◆ WRITTEN PROBLEM:
Each line that holds the word "content" should be returned.

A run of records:
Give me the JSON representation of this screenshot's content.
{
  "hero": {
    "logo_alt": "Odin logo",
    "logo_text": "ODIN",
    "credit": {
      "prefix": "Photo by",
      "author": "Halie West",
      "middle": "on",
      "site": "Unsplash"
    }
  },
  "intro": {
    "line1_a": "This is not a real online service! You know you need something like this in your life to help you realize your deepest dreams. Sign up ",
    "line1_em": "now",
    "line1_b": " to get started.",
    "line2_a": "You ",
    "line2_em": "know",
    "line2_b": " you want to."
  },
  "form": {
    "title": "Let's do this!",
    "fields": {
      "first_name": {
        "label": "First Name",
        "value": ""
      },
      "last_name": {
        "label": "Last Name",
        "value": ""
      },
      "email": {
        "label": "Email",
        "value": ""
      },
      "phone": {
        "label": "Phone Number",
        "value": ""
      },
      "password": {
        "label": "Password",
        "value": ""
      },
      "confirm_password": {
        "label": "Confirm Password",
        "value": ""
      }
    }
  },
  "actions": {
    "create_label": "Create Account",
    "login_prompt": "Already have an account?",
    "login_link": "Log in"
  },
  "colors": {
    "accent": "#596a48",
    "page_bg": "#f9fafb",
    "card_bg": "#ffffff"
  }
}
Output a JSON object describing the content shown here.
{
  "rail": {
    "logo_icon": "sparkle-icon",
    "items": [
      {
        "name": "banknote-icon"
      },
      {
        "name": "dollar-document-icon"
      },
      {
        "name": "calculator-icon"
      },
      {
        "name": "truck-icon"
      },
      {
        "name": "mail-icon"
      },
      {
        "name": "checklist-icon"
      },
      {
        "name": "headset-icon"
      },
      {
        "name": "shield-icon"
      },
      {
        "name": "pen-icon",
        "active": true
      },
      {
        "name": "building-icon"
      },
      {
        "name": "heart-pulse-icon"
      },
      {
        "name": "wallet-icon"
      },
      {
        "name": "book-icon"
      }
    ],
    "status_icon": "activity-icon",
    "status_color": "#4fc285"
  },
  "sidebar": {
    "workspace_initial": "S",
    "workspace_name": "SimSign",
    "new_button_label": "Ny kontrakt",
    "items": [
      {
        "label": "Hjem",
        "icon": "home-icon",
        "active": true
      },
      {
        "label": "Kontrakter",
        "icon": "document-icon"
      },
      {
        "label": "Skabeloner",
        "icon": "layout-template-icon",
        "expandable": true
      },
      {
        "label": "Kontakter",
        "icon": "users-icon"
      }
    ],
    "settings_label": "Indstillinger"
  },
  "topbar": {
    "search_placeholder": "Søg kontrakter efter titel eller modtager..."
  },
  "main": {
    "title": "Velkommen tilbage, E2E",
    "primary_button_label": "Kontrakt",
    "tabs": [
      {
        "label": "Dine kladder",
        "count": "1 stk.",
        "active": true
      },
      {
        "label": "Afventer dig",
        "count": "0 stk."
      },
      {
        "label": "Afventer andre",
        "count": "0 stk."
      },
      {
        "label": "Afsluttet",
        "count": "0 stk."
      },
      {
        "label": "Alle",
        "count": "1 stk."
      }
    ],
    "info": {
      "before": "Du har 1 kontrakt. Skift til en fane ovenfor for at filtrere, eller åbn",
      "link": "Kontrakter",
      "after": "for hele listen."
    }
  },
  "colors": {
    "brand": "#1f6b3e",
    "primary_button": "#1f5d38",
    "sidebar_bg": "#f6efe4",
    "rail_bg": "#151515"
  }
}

◆ RESPONSE FOR THIS EXERCISE:
Give me the JSON representation of this screenshot's content.
Output a JSON object describing the content shown here.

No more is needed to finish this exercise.